[Extracted data entries]
— start —
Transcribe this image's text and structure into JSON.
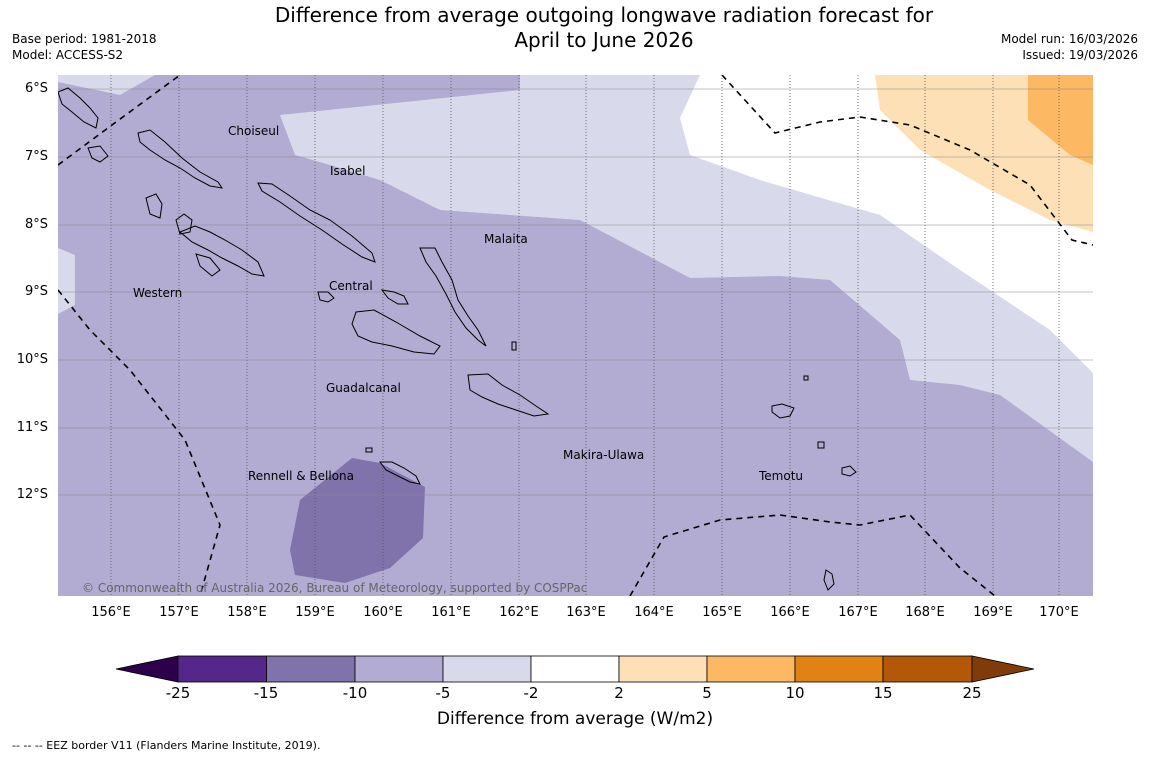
{
  "title_line1": "Difference from average outgoing longwave radiation forecast for",
  "title_line2": "April to June 2026",
  "base_period": "Base period: 1981-2018",
  "model": "Model: ACCESS-S2",
  "model_run": "Model run: 16/03/2026",
  "issued": "Issued: 19/03/2026",
  "copyright": "© Commonwealth of Australia 2026, Bureau of Meteorology, supported by COSPPac",
  "lat_labels": [
    "6°S",
    "7°S",
    "8°S",
    "9°S",
    "10°S",
    "11°S",
    "12°S"
  ],
  "lon_labels": [
    "156°E",
    "157°E",
    "158°E",
    "159°E",
    "160°E",
    "161°E",
    "162°E",
    "163°E",
    "164°E",
    "165°E",
    "166°E",
    "167°E",
    "168°E",
    "169°E",
    "170°E"
  ],
  "places": [
    "Choiseul",
    "Isabel",
    "Malaita",
    "Western",
    "Central",
    "Guadalcanal",
    "Makira-Ulawa",
    "Rennell & Bellona",
    "Temotu"
  ],
  "colorbar": {
    "ticks": [
      "-25",
      "-15",
      "-10",
      "-5",
      "-2",
      "2",
      "5",
      "10",
      "15",
      "25"
    ],
    "colors": [
      "#542788",
      "#8073ac",
      "#b2abd2",
      "#d8daeb",
      "#ffffff",
      "#fee0b6",
      "#fdb863",
      "#e08214",
      "#b35806"
    ],
    "under_color": "#2d004b",
    "over_color": "#7f3b08",
    "title": "Difference from average (W/m2)"
  },
  "footnote": "--  --  -- EEZ border V11 (Flanders Marine Institute, 2019)."
}
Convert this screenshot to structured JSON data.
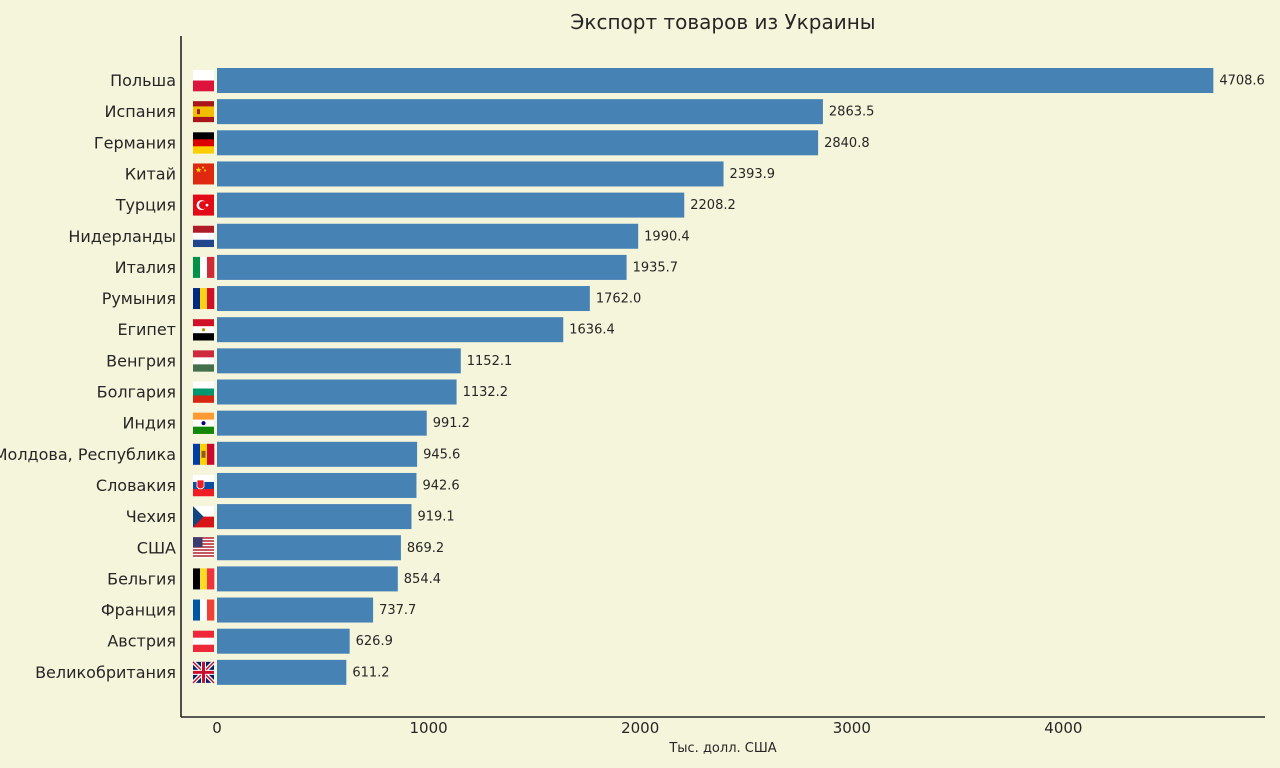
{
  "chart_data": {
    "type": "bar",
    "orientation": "horizontal",
    "title": "Экспорт товаров из Украины",
    "xlabel": "Тыс. долл. США",
    "ylabel": "",
    "categories": [
      "Польша",
      "Испания",
      "Германия",
      "Китай",
      "Турция",
      "Нидерланды",
      "Италия",
      "Румыния",
      "Египет",
      "Венгрия",
      "Болгария",
      "Индия",
      "Молдова, Республика",
      "Словакия",
      "Чехия",
      "США",
      "Бельгия",
      "Франция",
      "Австрия",
      "Великобритания"
    ],
    "values": [
      4708.6,
      2863.5,
      2840.8,
      2393.9,
      2208.2,
      1990.4,
      1935.7,
      1762.0,
      1636.4,
      1152.1,
      1132.2,
      991.2,
      945.6,
      942.6,
      919.1,
      869.2,
      854.4,
      737.7,
      626.9,
      611.2
    ],
    "value_labels": [
      "4708.6",
      "2863.5",
      "2840.8",
      "2393.9",
      "2208.2",
      "1990.4",
      "1935.7",
      "1762.0",
      "1636.4",
      "1152.1",
      "1132.2",
      "991.2",
      "945.6",
      "942.6",
      "919.1",
      "869.2",
      "854.4",
      "737.7",
      "626.9",
      "611.2"
    ],
    "flag_icons": [
      "flag-poland-icon",
      "flag-spain-icon",
      "flag-germany-icon",
      "flag-china-icon",
      "flag-turkey-icon",
      "flag-netherlands-icon",
      "flag-italy-icon",
      "flag-romania-icon",
      "flag-egypt-icon",
      "flag-hungary-icon",
      "flag-bulgaria-icon",
      "flag-india-icon",
      "flag-moldova-icon",
      "flag-slovakia-icon",
      "flag-czechia-icon",
      "flag-usa-icon",
      "flag-belgium-icon",
      "flag-france-icon",
      "flag-austria-icon",
      "flag-uk-icon"
    ],
    "xticks": [
      0,
      1000,
      2000,
      3000,
      4000
    ],
    "xtick_labels": [
      "0",
      "1000",
      "2000",
      "3000",
      "4000"
    ],
    "xlim": [
      -170,
      4960
    ],
    "grid": false,
    "legend": "none",
    "colors": {
      "bar": "#4682b4",
      "background": "#f5f5dc",
      "axis": "#262626"
    }
  }
}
— end —
- WHAT IS NEEDED -
Quote the material in full and exactly; do not carry over its pictures.

- ANSWER TO THE TASK -
Transcribe this image's text and structure into JSON.
{
  "title_line1": "Difference from average outgoing longwave radiation forecast for",
  "title_line2": "April to June 2026",
  "base_period": "Base period: 1981-2018",
  "model": "Model: ACCESS-S2",
  "model_run": "Model run: 16/03/2026",
  "issued": "Issued: 19/03/2026",
  "copyright": "© Commonwealth of Australia 2026, Bureau of Meteorology, supported by COSPPac",
  "lat_labels": [
    "6°S",
    "7°S",
    "8°S",
    "9°S",
    "10°S",
    "11°S",
    "12°S"
  ],
  "lon_labels": [
    "156°E",
    "157°E",
    "158°E",
    "159°E",
    "160°E",
    "161°E",
    "162°E",
    "163°E",
    "164°E",
    "165°E",
    "166°E",
    "167°E",
    "168°E",
    "169°E",
    "170°E"
  ],
  "places": [
    "Choiseul",
    "Isabel",
    "Malaita",
    "Western",
    "Central",
    "Guadalcanal",
    "Makira-Ulawa",
    "Rennell & Bellona",
    "Temotu"
  ],
  "colorbar": {
    "ticks": [
      "-25",
      "-15",
      "-10",
      "-5",
      "-2",
      "2",
      "5",
      "10",
      "15",
      "25"
    ],
    "colors": [
      "#542788",
      "#8073ac",
      "#b2abd2",
      "#d8daeb",
      "#ffffff",
      "#fee0b6",
      "#fdb863",
      "#e08214",
      "#b35806"
    ],
    "under_color": "#2d004b",
    "over_color": "#7f3b08",
    "title": "Difference from average (W/m2)"
  },
  "footnote": "--  --  -- EEZ border V11 (Flanders Marine Institute, 2019)."
}
Convert this screenshot to structured JSON data.
{
  "chart_data": {
    "type": "bar",
    "orientation": "horizontal",
    "title": "Экспорт товаров из Украины",
    "xlabel": "Тыс. долл. США",
    "ylabel": "",
    "categories": [
      "Польша",
      "Испания",
      "Германия",
      "Китай",
      "Турция",
      "Нидерланды",
      "Италия",
      "Румыния",
      "Египет",
      "Венгрия",
      "Болгария",
      "Индия",
      "Молдова, Республика",
      "Словакия",
      "Чехия",
      "США",
      "Бельгия",
      "Франция",
      "Австрия",
      "Великобритания"
    ],
    "values": [
      4708.6,
      2863.5,
      2840.8,
      2393.9,
      2208.2,
      1990.4,
      1935.7,
      1762.0,
      1636.4,
      1152.1,
      1132.2,
      991.2,
      945.6,
      942.6,
      919.1,
      869.2,
      854.4,
      737.7,
      626.9,
      611.2
    ],
    "value_labels": [
      "4708.6",
      "2863.5",
      "2840.8",
      "2393.9",
      "2208.2",
      "1990.4",
      "1935.7",
      "1762.0",
      "1636.4",
      "1152.1",
      "1132.2",
      "991.2",
      "945.6",
      "942.6",
      "919.1",
      "869.2",
      "854.4",
      "737.7",
      "626.9",
      "611.2"
    ],
    "flag_icons": [
      "flag-poland-icon",
      "flag-spain-icon",
      "flag-germany-icon",
      "flag-china-icon",
      "flag-turkey-icon",
      "flag-netherlands-icon",
      "flag-italy-icon",
      "flag-romania-icon",
      "flag-egypt-icon",
      "flag-hungary-icon",
      "flag-bulgaria-icon",
      "flag-india-icon",
      "flag-moldova-icon",
      "flag-slovakia-icon",
      "flag-czechia-icon",
      "flag-usa-icon",
      "flag-belgium-icon",
      "flag-france-icon",
      "flag-austria-icon",
      "flag-uk-icon"
    ],
    "xticks": [
      0,
      1000,
      2000,
      3000,
      4000
    ],
    "xtick_labels": [
      "0",
      "1000",
      "2000",
      "3000",
      "4000"
    ],
    "xlim": [
      -170,
      4960
    ],
    "grid": false,
    "legend": "none",
    "colors": {
      "bar": "#4682b4",
      "background": "#f5f5dc",
      "axis": "#262626"
    }
  }
}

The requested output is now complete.